Would you return all of this data exactly, leaving nothing out?

START Provided material

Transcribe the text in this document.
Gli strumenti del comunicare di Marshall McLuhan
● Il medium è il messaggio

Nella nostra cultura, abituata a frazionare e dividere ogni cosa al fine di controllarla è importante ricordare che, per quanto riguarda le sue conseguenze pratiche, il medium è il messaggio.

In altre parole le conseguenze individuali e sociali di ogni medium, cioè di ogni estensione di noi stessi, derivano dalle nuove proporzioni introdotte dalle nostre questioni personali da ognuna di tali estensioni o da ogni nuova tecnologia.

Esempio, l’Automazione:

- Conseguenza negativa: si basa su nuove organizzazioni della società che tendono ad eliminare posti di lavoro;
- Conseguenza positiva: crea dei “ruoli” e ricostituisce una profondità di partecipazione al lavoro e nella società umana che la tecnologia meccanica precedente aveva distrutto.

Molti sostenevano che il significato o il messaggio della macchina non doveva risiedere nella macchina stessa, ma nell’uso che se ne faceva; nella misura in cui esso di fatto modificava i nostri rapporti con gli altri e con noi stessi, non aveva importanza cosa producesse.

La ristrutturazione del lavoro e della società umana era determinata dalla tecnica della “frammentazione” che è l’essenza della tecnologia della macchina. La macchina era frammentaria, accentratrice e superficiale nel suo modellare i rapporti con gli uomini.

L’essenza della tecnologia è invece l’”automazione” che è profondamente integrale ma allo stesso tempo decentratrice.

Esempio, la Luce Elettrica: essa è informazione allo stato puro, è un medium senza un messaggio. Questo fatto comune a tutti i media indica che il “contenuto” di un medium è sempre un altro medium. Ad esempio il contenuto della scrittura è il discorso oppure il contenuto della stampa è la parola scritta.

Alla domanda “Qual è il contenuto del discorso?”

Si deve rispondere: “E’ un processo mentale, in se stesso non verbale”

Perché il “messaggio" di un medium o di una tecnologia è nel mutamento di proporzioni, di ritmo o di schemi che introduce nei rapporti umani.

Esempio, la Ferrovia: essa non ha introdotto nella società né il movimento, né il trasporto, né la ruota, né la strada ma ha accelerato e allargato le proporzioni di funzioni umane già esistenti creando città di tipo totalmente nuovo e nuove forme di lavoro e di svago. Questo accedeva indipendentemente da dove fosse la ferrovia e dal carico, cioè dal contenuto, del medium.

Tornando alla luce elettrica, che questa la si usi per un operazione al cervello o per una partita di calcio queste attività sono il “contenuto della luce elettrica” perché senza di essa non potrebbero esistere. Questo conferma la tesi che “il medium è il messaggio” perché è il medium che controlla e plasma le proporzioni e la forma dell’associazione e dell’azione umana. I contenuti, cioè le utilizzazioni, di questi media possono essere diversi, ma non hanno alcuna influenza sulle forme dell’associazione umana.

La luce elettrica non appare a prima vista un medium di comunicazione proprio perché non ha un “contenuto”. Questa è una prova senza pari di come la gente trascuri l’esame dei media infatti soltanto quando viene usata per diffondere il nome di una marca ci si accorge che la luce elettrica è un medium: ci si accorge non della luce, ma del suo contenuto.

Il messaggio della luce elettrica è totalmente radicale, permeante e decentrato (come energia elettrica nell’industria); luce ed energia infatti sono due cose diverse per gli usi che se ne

END Provided material

**Response**:
Transcribe the text in this document.
Gli strumenti del comunicare di Marshall McLuhan
● Il medium è il messaggio

Nella nostra cultura, abituata a frazionare e dividere ogni cosa al fine di controllarla è importante ricordare che, per quanto riguarda le sue conseguenze pratiche, il medium è il messaggio.

In altre parole le conseguenze individuali e sociali di ogni medium, cioè di ogni estensione di noi stessi, derivano dalle nuove proporzioni introdotte dalle nostre questioni personali da ognuna di tali estensioni o da ogni nuova tecnologia.

Esempio, l’Automazione:

- Conseguenza negativa: si basa su nuove organizzazioni della società che tendono ad eliminare posti di lavoro;
- Conseguenza positiva: crea dei “ruoli” e ricostituisce una profondità di partecipazione al lavoro e nella società umana che la tecnologia meccanica precedente aveva distrutto.

Molti sostenevano che il significato o il messaggio della macchina non doveva risiedere nella macchina stessa, ma nell’uso che se ne faceva; nella misura in cui esso di fatto modificava i nostri rapporti con gli altri e con noi stessi, non aveva importanza cosa producesse.

La ristrutturazione del lavoro e della società umana era determinata dalla tecnica della “frammentazione” che è l’essenza della tecnologia della macchina. La macchina era frammentaria, accentratrice e superficiale nel suo modellare i rapporti con gli uomini.

L’essenza della tecnologia è invece l’”automazione” che è profondamente integrale ma allo stesso tempo decentratrice.

Esempio, la Luce Elettrica: essa è informazione allo stato puro, è un medium senza un messaggio. Questo fatto comune a tutti i media indica che il “contenuto” di un medium è sempre un altro medium. Ad esempio il contenuto della scrittura è il discorso oppure il contenuto della stampa è la parola scritta.

Alla domanda “Qual è il contenuto del discorso?”

Si deve rispondere: “E’ un processo mentale, in se stesso non verbale”

Perché il “messaggio" di un medium o di una tecnologia è nel mutamento di proporzioni, di ritmo o di schemi che introduce nei rapporti umani.

Esempio, la Ferrovia: essa non ha introdotto nella società né il movimento, né il trasporto, né la ruota, né la strada ma ha accelerato e allargato le proporzioni di funzioni umane già esistenti creando città di tipo totalmente nuovo e nuove forme di lavoro e di svago. Questo accedeva indipendentemente da dove fosse la ferrovia e dal carico, cioè dal contenuto, del medium.

Tornando alla luce elettrica, che questa la si usi per un operazione al cervello o per una partita di calcio queste attività sono il “contenuto della luce elettrica” perché senza di essa non potrebbero esistere. Questo conferma la tesi che “il medium è il messaggio” perché è il medium che controlla e plasma le proporzioni e la forma dell’associazione e dell’azione umana. I contenuti, cioè le utilizzazioni, di questi media possono essere diversi, ma non hanno alcuna influenza sulle forme dell’associazione umana.

La luce elettrica non appare a prima vista un medium di comunicazione proprio perché non ha un “contenuto”. Questa è una prova senza pari di come la gente trascuri l’esame dei media infatti soltanto quando viene usata per diffondere il nome di una marca ci si accorge che la luce elettrica è un medium: ci si accorge non della luce, ma del suo contenuto.

Il messaggio della luce elettrica è totalmente radicale, permeante e decentrato (come energia elettrica nell’industria); luce ed energia infatti sono due cose diverse per gli usi che se ne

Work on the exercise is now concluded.